### Task description
Pick out each line of the records in which the word "name" appears.

[Dataset items]
__________
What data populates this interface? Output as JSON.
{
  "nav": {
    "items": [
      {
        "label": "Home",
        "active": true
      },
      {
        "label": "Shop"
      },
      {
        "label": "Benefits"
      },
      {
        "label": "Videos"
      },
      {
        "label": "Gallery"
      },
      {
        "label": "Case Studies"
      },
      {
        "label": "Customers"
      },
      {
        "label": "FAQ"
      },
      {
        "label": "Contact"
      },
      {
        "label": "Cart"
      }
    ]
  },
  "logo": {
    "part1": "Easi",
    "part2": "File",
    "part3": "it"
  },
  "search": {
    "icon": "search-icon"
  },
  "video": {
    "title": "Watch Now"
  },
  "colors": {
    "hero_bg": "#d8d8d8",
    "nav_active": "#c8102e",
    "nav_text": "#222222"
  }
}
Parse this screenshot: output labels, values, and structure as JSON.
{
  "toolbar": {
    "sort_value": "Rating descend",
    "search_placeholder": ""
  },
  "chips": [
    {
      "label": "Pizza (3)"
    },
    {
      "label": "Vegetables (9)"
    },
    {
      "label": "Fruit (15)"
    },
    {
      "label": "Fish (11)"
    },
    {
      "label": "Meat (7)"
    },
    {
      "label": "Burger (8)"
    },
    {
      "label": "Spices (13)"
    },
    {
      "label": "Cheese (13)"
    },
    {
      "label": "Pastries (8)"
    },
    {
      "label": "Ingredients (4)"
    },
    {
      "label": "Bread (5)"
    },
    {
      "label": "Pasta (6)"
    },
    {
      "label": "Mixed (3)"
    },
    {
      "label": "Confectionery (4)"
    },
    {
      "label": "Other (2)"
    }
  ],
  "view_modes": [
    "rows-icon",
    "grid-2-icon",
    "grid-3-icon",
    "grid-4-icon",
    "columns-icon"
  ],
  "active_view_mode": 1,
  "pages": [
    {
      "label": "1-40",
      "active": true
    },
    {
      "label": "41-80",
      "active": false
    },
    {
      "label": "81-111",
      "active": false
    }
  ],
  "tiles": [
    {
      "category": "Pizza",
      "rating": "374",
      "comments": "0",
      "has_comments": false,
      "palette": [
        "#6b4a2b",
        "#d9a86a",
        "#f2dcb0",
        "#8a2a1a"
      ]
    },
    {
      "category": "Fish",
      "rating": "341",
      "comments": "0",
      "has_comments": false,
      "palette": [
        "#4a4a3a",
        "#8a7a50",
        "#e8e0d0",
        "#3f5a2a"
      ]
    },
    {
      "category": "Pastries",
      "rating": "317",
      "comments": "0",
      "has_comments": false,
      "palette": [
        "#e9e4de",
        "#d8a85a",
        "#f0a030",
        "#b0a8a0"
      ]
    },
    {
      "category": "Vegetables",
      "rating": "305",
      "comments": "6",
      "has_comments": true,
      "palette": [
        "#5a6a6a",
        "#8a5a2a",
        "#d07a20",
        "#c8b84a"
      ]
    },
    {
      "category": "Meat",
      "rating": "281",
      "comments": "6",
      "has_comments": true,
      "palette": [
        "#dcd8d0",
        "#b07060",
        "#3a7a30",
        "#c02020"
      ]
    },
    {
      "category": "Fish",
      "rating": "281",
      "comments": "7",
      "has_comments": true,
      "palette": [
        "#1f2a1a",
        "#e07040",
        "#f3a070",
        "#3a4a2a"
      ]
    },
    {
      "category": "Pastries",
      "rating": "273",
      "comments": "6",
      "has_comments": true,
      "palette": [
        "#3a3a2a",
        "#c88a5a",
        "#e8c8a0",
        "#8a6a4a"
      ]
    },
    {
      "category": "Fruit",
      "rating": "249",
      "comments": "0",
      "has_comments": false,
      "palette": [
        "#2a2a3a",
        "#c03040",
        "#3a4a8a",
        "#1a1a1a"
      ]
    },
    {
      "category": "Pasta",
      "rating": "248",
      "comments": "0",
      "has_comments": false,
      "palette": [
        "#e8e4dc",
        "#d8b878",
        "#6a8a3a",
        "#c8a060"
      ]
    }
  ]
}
__________
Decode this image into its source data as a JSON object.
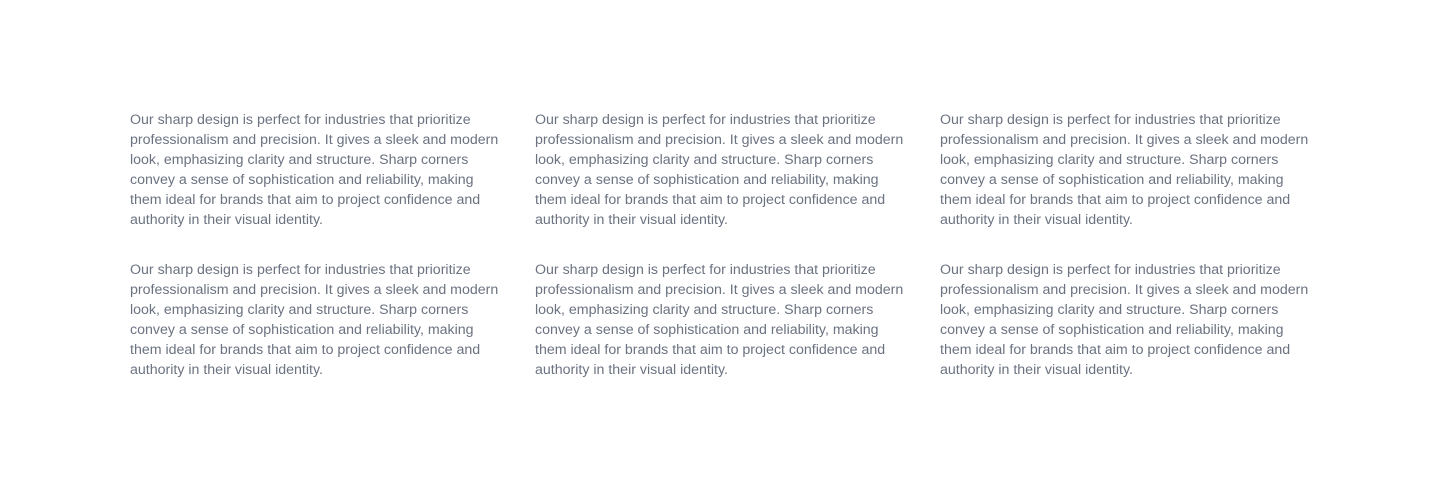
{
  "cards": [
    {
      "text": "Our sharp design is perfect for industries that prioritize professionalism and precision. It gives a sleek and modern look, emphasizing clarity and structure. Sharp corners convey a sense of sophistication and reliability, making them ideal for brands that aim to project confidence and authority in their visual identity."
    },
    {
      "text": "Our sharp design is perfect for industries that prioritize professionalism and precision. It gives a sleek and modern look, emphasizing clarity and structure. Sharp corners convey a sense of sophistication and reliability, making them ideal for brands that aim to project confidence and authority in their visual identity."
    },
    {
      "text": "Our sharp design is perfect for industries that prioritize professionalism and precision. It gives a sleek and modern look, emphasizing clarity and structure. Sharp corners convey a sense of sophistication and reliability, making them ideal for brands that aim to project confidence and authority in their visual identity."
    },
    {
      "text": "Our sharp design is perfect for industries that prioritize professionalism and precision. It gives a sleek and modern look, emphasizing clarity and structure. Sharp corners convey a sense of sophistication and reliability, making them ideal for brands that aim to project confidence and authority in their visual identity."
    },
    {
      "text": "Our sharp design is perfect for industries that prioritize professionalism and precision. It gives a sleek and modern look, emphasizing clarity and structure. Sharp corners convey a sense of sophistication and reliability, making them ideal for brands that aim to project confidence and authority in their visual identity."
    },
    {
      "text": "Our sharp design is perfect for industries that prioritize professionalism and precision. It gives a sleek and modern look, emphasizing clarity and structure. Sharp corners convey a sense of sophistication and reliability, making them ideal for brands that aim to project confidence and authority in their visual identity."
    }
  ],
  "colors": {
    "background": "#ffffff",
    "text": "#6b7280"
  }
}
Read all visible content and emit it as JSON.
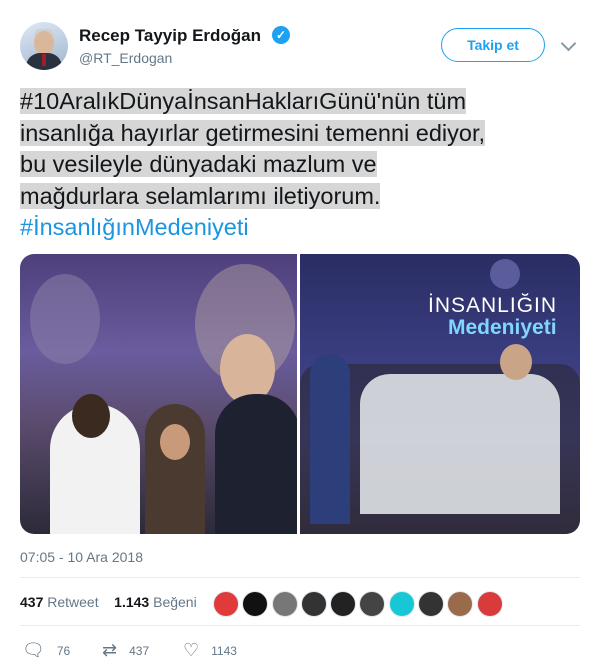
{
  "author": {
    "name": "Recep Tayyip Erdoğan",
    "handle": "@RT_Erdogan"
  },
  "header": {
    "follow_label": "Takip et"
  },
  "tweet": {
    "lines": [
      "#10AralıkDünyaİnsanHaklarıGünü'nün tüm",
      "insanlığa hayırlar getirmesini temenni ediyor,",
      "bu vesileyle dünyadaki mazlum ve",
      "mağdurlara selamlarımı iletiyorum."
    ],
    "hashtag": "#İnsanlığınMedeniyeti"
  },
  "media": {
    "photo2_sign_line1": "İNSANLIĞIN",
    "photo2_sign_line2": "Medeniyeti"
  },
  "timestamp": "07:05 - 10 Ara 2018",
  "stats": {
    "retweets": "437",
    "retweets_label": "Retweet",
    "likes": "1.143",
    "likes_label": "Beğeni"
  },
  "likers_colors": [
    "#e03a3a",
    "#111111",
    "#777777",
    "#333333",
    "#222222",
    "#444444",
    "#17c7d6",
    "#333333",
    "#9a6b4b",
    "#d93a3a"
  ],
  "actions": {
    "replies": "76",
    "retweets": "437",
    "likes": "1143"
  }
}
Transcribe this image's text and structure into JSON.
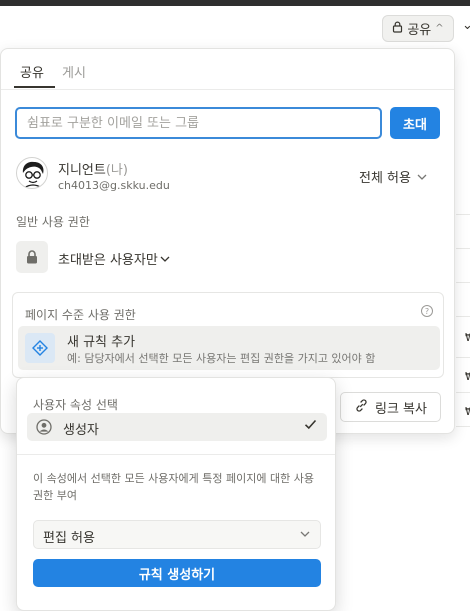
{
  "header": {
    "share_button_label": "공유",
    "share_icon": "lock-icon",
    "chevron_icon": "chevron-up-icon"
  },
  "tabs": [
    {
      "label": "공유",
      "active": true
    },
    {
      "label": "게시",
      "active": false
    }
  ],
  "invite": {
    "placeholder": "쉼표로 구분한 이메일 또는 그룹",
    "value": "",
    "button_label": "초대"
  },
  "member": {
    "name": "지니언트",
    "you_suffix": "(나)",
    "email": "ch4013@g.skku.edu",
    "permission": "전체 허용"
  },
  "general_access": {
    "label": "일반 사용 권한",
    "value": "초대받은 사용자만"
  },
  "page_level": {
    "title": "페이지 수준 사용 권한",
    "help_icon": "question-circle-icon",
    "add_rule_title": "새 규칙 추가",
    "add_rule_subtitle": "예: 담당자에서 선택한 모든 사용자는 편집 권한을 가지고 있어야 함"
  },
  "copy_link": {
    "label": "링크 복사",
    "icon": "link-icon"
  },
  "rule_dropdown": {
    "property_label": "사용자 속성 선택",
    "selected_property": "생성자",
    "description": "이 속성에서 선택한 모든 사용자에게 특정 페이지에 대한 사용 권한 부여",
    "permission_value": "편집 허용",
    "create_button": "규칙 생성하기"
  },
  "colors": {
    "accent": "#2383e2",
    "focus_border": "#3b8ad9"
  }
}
__________
### Answer to this task
    "name": "Recep Tayyip Erdoğan",
    "name": "지니언트",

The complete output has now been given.